Goal
Retype the records below exactly as they appear, but leave out any pictures.

Supplied information
———

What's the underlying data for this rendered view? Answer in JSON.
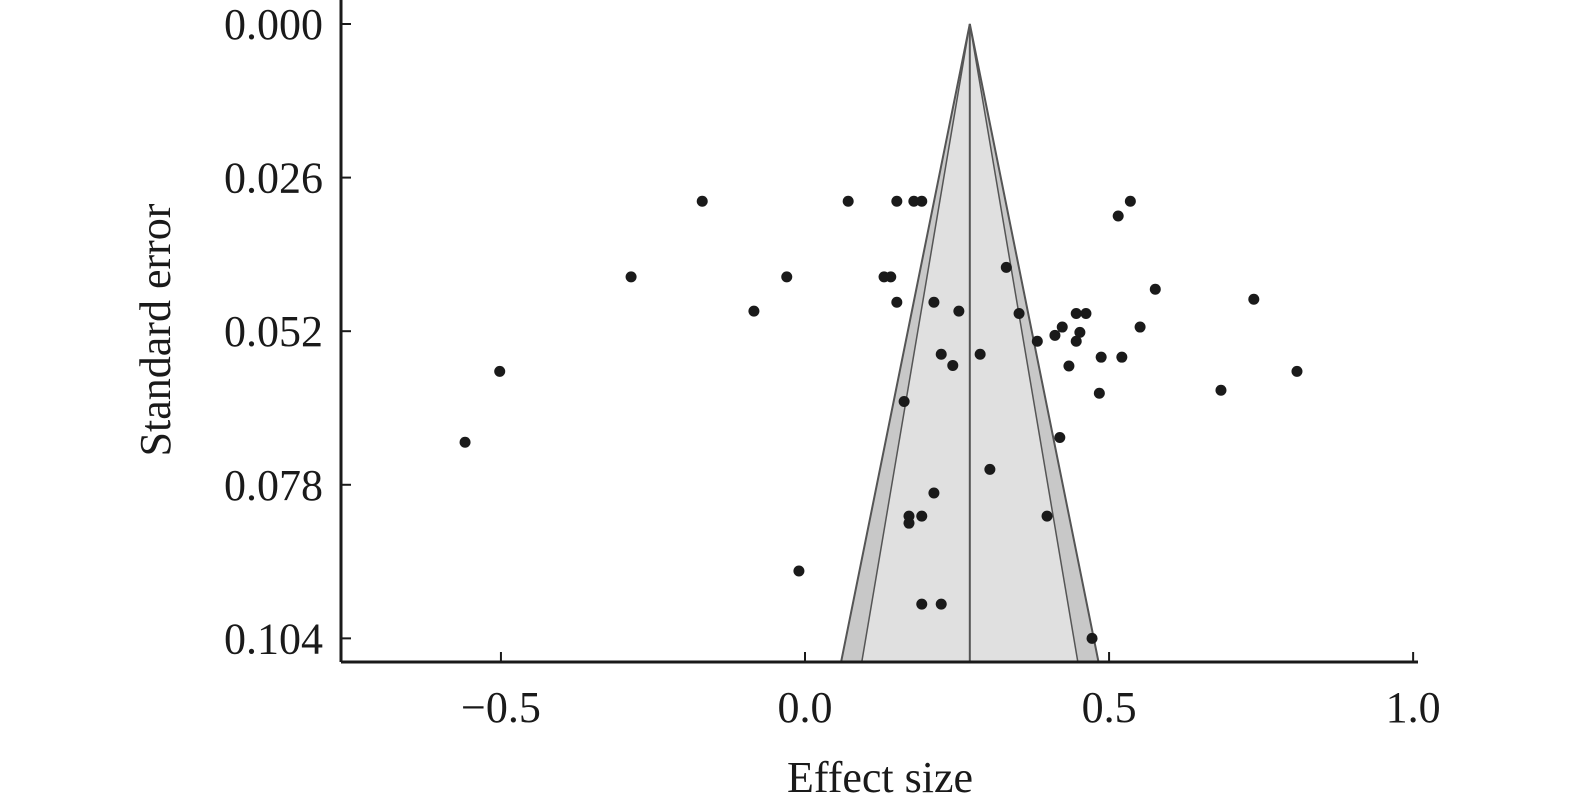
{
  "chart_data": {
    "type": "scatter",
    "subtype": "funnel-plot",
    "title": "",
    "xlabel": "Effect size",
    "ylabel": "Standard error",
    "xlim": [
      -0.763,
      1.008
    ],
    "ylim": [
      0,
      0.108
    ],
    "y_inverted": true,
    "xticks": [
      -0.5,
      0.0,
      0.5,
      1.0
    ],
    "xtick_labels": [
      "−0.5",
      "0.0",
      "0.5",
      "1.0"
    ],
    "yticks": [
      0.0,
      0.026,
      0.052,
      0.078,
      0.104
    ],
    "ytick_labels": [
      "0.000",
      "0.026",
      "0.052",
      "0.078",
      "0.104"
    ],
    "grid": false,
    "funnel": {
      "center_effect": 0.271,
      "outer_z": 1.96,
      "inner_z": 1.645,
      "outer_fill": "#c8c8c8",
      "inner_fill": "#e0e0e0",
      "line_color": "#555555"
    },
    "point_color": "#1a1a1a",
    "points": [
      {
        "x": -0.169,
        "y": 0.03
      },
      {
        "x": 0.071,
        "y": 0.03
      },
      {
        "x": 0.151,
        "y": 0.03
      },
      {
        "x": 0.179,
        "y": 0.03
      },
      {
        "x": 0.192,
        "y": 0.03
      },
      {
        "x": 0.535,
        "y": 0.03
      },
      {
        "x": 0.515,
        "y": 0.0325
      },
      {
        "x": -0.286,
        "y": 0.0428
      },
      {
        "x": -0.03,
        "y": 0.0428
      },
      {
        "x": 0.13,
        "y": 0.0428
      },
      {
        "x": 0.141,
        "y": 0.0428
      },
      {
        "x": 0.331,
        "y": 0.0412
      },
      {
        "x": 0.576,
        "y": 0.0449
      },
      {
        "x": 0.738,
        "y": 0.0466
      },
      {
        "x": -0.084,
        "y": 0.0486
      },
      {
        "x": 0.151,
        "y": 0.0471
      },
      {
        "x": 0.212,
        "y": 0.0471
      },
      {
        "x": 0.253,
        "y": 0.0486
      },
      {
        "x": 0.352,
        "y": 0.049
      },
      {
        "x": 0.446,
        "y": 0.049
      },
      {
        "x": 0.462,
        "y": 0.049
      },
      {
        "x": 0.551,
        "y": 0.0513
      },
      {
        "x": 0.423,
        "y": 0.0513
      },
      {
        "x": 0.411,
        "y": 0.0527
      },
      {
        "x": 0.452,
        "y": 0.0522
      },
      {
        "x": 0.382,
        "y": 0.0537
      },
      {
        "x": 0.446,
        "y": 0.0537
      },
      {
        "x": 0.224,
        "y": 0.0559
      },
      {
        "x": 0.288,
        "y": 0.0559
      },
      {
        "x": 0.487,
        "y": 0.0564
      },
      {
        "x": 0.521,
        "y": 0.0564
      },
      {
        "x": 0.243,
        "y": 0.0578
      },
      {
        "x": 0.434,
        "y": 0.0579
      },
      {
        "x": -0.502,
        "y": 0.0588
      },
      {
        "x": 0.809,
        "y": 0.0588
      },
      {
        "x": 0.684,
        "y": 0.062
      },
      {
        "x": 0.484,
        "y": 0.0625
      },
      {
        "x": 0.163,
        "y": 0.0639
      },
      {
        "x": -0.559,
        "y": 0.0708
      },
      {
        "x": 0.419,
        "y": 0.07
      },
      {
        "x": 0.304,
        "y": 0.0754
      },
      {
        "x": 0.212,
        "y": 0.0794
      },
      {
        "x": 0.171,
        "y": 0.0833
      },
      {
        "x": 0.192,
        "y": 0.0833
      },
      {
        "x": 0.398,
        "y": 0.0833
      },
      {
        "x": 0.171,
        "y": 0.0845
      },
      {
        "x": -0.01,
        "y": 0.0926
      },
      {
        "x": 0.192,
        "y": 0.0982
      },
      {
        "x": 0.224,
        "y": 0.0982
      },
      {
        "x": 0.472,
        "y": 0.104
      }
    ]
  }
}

———

Solution to the exercise
What's the underlying data for this rendered view? Answer in JSON.
{
  "chart_data": {
    "type": "scatter",
    "subtype": "funnel-plot",
    "title": "",
    "xlabel": "Effect size",
    "ylabel": "Standard error",
    "xlim": [
      -0.763,
      1.008
    ],
    "ylim": [
      0,
      0.108
    ],
    "y_inverted": true,
    "xticks": [
      -0.5,
      0.0,
      0.5,
      1.0
    ],
    "xtick_labels": [
      "−0.5",
      "0.0",
      "0.5",
      "1.0"
    ],
    "yticks": [
      0.0,
      0.026,
      0.052,
      0.078,
      0.104
    ],
    "ytick_labels": [
      "0.000",
      "0.026",
      "0.052",
      "0.078",
      "0.104"
    ],
    "grid": false,
    "funnel": {
      "center_effect": 0.271,
      "outer_z": 1.96,
      "inner_z": 1.645,
      "outer_fill": "#c8c8c8",
      "inner_fill": "#e0e0e0",
      "line_color": "#555555"
    },
    "point_color": "#1a1a1a",
    "points": [
      {
        "x": -0.169,
        "y": 0.03
      },
      {
        "x": 0.071,
        "y": 0.03
      },
      {
        "x": 0.151,
        "y": 0.03
      },
      {
        "x": 0.179,
        "y": 0.03
      },
      {
        "x": 0.192,
        "y": 0.03
      },
      {
        "x": 0.535,
        "y": 0.03
      },
      {
        "x": 0.515,
        "y": 0.0325
      },
      {
        "x": -0.286,
        "y": 0.0428
      },
      {
        "x": -0.03,
        "y": 0.0428
      },
      {
        "x": 0.13,
        "y": 0.0428
      },
      {
        "x": 0.141,
        "y": 0.0428
      },
      {
        "x": 0.331,
        "y": 0.0412
      },
      {
        "x": 0.576,
        "y": 0.0449
      },
      {
        "x": 0.738,
        "y": 0.0466
      },
      {
        "x": -0.084,
        "y": 0.0486
      },
      {
        "x": 0.151,
        "y": 0.0471
      },
      {
        "x": 0.212,
        "y": 0.0471
      },
      {
        "x": 0.253,
        "y": 0.0486
      },
      {
        "x": 0.352,
        "y": 0.049
      },
      {
        "x": 0.446,
        "y": 0.049
      },
      {
        "x": 0.462,
        "y": 0.049
      },
      {
        "x": 0.551,
        "y": 0.0513
      },
      {
        "x": 0.423,
        "y": 0.0513
      },
      {
        "x": 0.411,
        "y": 0.0527
      },
      {
        "x": 0.452,
        "y": 0.0522
      },
      {
        "x": 0.382,
        "y": 0.0537
      },
      {
        "x": 0.446,
        "y": 0.0537
      },
      {
        "x": 0.224,
        "y": 0.0559
      },
      {
        "x": 0.288,
        "y": 0.0559
      },
      {
        "x": 0.487,
        "y": 0.0564
      },
      {
        "x": 0.521,
        "y": 0.0564
      },
      {
        "x": 0.243,
        "y": 0.0578
      },
      {
        "x": 0.434,
        "y": 0.0579
      },
      {
        "x": -0.502,
        "y": 0.0588
      },
      {
        "x": 0.809,
        "y": 0.0588
      },
      {
        "x": 0.684,
        "y": 0.062
      },
      {
        "x": 0.484,
        "y": 0.0625
      },
      {
        "x": 0.163,
        "y": 0.0639
      },
      {
        "x": -0.559,
        "y": 0.0708
      },
      {
        "x": 0.419,
        "y": 0.07
      },
      {
        "x": 0.304,
        "y": 0.0754
      },
      {
        "x": 0.212,
        "y": 0.0794
      },
      {
        "x": 0.171,
        "y": 0.0833
      },
      {
        "x": 0.192,
        "y": 0.0833
      },
      {
        "x": 0.398,
        "y": 0.0833
      },
      {
        "x": 0.171,
        "y": 0.0845
      },
      {
        "x": -0.01,
        "y": 0.0926
      },
      {
        "x": 0.192,
        "y": 0.0982
      },
      {
        "x": 0.224,
        "y": 0.0982
      },
      {
        "x": 0.472,
        "y": 0.104
      }
    ]
  }
}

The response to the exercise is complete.